# [Requirement]
Lines that contain "实验幼儿园" are to be counted; give only their number.

Excerpt from a dataset:
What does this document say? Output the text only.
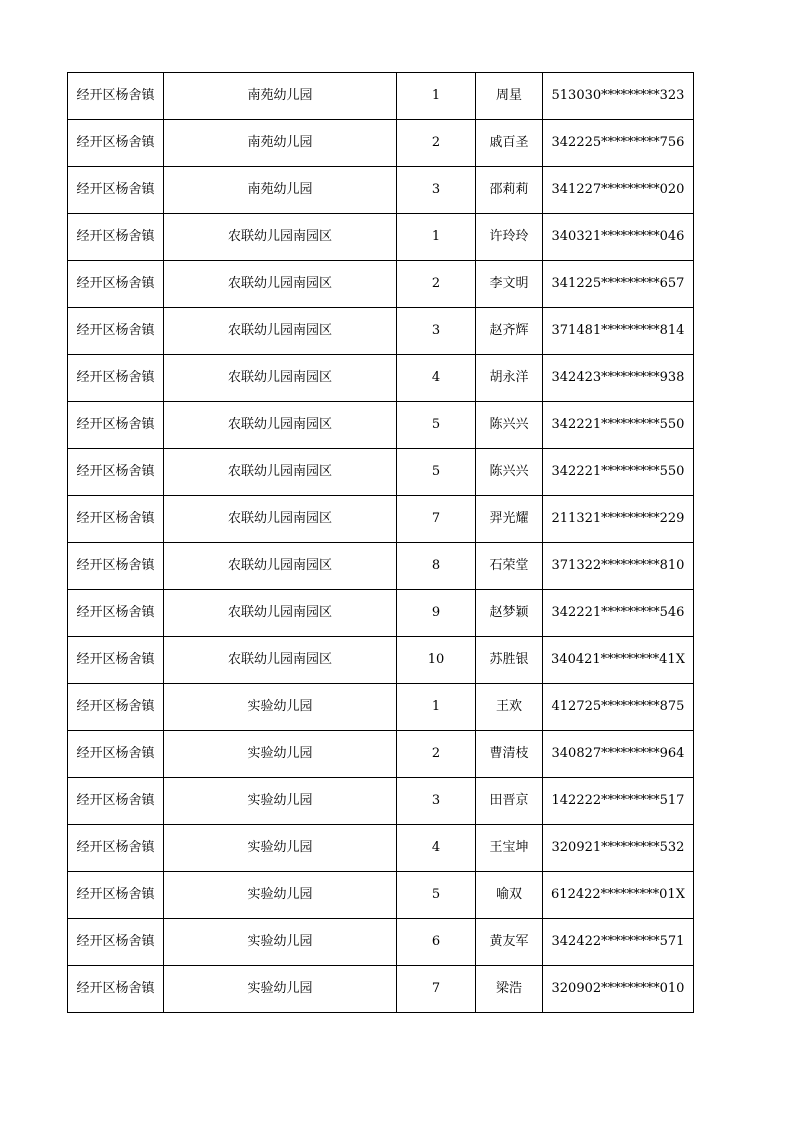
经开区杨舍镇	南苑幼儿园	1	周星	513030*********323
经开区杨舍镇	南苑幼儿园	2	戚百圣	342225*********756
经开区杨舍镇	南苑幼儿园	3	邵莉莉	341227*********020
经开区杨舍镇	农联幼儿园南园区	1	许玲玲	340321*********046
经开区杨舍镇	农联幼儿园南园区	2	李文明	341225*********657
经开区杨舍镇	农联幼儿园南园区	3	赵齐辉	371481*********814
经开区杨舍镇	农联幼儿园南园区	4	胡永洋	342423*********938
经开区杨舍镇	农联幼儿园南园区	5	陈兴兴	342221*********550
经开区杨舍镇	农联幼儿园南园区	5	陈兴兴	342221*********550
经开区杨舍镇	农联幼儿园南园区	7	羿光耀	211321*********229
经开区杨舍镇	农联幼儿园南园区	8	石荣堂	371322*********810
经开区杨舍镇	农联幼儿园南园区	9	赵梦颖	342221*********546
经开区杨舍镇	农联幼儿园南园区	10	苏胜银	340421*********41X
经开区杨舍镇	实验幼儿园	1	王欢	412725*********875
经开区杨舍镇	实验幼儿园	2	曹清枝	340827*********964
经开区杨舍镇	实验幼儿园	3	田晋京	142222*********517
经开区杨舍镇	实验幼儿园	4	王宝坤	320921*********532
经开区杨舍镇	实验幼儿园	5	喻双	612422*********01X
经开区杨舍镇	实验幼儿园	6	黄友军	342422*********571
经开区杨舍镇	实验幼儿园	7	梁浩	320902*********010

==

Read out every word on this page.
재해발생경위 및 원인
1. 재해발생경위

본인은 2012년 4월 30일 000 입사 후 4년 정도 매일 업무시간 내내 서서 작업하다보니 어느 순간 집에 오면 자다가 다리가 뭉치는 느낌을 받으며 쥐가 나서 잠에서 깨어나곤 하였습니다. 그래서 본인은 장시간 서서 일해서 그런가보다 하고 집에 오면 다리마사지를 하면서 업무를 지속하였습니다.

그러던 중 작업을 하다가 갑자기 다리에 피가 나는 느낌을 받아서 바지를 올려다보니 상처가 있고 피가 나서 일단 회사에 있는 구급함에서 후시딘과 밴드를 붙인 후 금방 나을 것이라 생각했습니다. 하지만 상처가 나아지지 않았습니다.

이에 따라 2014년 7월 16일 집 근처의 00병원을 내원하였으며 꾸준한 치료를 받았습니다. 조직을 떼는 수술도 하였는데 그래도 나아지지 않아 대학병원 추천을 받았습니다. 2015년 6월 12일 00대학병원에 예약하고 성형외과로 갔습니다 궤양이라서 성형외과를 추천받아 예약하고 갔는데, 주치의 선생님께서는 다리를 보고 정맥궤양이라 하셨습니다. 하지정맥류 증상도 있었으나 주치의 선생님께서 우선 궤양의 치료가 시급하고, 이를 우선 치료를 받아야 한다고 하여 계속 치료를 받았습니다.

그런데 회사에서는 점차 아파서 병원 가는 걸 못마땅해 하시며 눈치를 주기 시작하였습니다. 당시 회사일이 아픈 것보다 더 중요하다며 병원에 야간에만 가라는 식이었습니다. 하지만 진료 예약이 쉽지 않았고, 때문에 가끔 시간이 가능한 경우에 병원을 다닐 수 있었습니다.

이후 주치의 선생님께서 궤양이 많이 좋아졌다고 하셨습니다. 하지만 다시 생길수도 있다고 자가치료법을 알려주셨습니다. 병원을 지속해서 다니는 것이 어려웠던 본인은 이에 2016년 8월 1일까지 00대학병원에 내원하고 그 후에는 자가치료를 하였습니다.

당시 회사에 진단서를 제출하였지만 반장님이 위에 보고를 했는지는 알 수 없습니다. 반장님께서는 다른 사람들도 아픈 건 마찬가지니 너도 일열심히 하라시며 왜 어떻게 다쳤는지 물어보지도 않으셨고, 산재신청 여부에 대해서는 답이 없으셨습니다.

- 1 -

# [Expected answer]
7